Problem details ->
Reproduce every entry exactly and leave its pictures out.

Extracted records
++++

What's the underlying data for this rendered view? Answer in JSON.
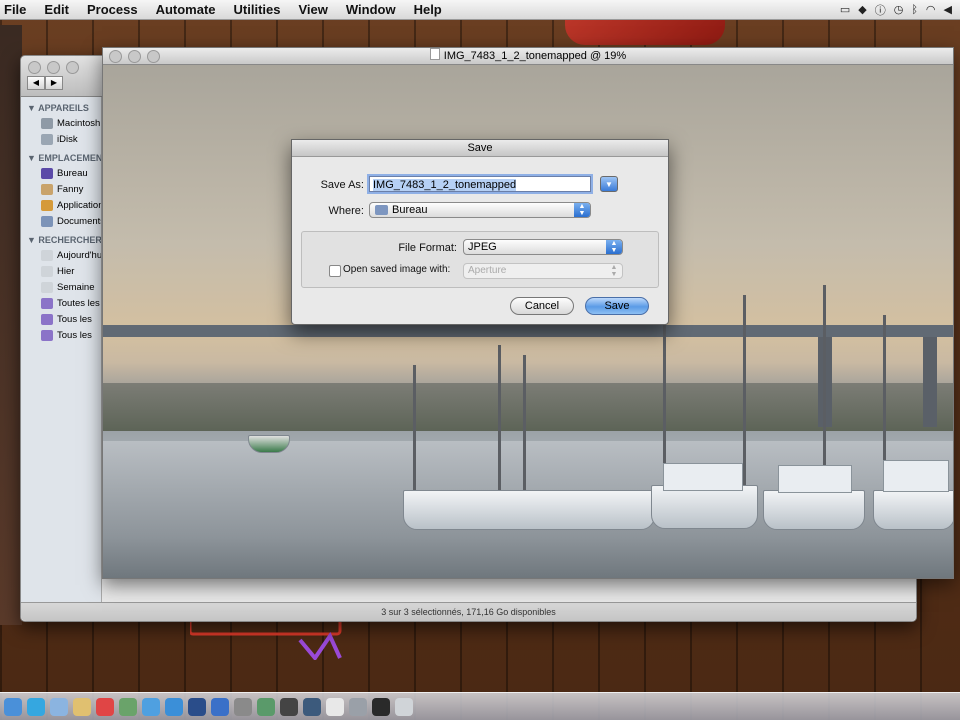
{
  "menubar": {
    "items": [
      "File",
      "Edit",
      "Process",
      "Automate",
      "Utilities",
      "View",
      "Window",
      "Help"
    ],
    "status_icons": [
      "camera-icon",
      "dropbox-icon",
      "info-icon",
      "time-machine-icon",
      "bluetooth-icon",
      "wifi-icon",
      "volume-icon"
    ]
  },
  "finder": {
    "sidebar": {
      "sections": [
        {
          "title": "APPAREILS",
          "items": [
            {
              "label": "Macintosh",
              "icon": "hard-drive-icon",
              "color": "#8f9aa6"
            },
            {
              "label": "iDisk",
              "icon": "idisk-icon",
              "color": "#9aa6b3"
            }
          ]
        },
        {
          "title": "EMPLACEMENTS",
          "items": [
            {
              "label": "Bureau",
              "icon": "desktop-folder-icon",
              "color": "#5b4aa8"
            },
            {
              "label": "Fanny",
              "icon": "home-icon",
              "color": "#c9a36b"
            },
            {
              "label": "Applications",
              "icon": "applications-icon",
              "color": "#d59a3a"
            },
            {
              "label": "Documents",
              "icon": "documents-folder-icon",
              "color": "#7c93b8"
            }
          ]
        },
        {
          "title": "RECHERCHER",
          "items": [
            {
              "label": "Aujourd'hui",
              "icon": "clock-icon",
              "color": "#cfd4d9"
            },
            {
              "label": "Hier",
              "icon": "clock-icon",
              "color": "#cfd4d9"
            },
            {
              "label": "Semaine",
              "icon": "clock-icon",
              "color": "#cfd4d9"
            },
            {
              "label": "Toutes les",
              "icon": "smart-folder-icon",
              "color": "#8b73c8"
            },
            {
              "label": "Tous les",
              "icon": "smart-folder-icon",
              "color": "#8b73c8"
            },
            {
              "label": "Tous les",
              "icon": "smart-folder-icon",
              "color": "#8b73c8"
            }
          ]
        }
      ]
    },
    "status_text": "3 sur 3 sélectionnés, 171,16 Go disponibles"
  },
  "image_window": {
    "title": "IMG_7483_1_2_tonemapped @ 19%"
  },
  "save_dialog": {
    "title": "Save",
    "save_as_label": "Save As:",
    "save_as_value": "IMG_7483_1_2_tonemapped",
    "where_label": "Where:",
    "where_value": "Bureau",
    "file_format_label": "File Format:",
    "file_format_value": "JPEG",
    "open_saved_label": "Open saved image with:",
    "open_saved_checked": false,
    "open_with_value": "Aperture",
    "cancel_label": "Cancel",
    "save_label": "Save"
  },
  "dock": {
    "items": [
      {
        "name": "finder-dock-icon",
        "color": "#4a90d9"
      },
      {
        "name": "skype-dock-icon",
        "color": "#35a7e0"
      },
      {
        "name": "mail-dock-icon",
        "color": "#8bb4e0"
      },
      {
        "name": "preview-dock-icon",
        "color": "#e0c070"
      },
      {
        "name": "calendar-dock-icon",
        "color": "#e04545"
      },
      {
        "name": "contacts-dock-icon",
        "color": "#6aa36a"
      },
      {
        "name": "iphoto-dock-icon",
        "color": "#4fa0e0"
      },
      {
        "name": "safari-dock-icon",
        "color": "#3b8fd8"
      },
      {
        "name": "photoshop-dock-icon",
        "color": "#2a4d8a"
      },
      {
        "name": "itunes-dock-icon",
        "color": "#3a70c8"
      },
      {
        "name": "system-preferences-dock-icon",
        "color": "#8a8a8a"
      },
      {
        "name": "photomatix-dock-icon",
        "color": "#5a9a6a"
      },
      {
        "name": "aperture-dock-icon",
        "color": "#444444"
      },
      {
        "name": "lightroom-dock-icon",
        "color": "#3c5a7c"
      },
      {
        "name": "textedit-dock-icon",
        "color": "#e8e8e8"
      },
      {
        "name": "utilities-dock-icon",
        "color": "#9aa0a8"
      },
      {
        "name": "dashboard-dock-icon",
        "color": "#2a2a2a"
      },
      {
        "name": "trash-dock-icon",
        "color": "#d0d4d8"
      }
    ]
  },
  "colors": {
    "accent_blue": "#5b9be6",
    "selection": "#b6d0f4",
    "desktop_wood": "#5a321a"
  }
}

++++

Completed task ->
What's the underlying data for this rendered view? Answer in JSON.
{
  "menubar": {
    "items": [
      "File",
      "Edit",
      "Process",
      "Automate",
      "Utilities",
      "View",
      "Window",
      "Help"
    ],
    "status_icons": [
      "camera-icon",
      "dropbox-icon",
      "info-icon",
      "time-machine-icon",
      "bluetooth-icon",
      "wifi-icon",
      "volume-icon"
    ]
  },
  "finder": {
    "sidebar": {
      "sections": [
        {
          "title": "APPAREILS",
          "items": [
            {
              "label": "Macintosh",
              "icon": "hard-drive-icon",
              "color": "#8f9aa6"
            },
            {
              "label": "iDisk",
              "icon": "idisk-icon",
              "color": "#9aa6b3"
            }
          ]
        },
        {
          "title": "EMPLACEMENTS",
          "items": [
            {
              "label": "Bureau",
              "icon": "desktop-folder-icon",
              "color": "#5b4aa8"
            },
            {
              "label": "Fanny",
              "icon": "home-icon",
              "color": "#c9a36b"
            },
            {
              "label": "Applications",
              "icon": "applications-icon",
              "color": "#d59a3a"
            },
            {
              "label": "Documents",
              "icon": "documents-folder-icon",
              "color": "#7c93b8"
            }
          ]
        },
        {
          "title": "RECHERCHER",
          "items": [
            {
              "label": "Aujourd'hui",
              "icon": "clock-icon",
              "color": "#cfd4d9"
            },
            {
              "label": "Hier",
              "icon": "clock-icon",
              "color": "#cfd4d9"
            },
            {
              "label": "Semaine",
              "icon": "clock-icon",
              "color": "#cfd4d9"
            },
            {
              "label": "Toutes les",
              "icon": "smart-folder-icon",
              "color": "#8b73c8"
            },
            {
              "label": "Tous les",
              "icon": "smart-folder-icon",
              "color": "#8b73c8"
            },
            {
              "label": "Tous les",
              "icon": "smart-folder-icon",
              "color": "#8b73c8"
            }
          ]
        }
      ]
    },
    "status_text": "3 sur 3 sélectionnés, 171,16 Go disponibles"
  },
  "image_window": {
    "title": "IMG_7483_1_2_tonemapped @ 19%"
  },
  "save_dialog": {
    "title": "Save",
    "save_as_label": "Save As:",
    "save_as_value": "IMG_7483_1_2_tonemapped",
    "where_label": "Where:",
    "where_value": "Bureau",
    "file_format_label": "File Format:",
    "file_format_value": "JPEG",
    "open_saved_label": "Open saved image with:",
    "open_saved_checked": false,
    "open_with_value": "Aperture",
    "cancel_label": "Cancel",
    "save_label": "Save"
  },
  "dock": {
    "items": [
      {
        "name": "finder-dock-icon",
        "color": "#4a90d9"
      },
      {
        "name": "skype-dock-icon",
        "color": "#35a7e0"
      },
      {
        "name": "mail-dock-icon",
        "color": "#8bb4e0"
      },
      {
        "name": "preview-dock-icon",
        "color": "#e0c070"
      },
      {
        "name": "calendar-dock-icon",
        "color": "#e04545"
      },
      {
        "name": "contacts-dock-icon",
        "color": "#6aa36a"
      },
      {
        "name": "iphoto-dock-icon",
        "color": "#4fa0e0"
      },
      {
        "name": "safari-dock-icon",
        "color": "#3b8fd8"
      },
      {
        "name": "photoshop-dock-icon",
        "color": "#2a4d8a"
      },
      {
        "name": "itunes-dock-icon",
        "color": "#3a70c8"
      },
      {
        "name": "system-preferences-dock-icon",
        "color": "#8a8a8a"
      },
      {
        "name": "photomatix-dock-icon",
        "color": "#5a9a6a"
      },
      {
        "name": "aperture-dock-icon",
        "color": "#444444"
      },
      {
        "name": "lightroom-dock-icon",
        "color": "#3c5a7c"
      },
      {
        "name": "textedit-dock-icon",
        "color": "#e8e8e8"
      },
      {
        "name": "utilities-dock-icon",
        "color": "#9aa0a8"
      },
      {
        "name": "dashboard-dock-icon",
        "color": "#2a2a2a"
      },
      {
        "name": "trash-dock-icon",
        "color": "#d0d4d8"
      }
    ]
  },
  "colors": {
    "accent_blue": "#5b9be6",
    "selection": "#b6d0f4",
    "desktop_wood": "#5a321a"
  }
}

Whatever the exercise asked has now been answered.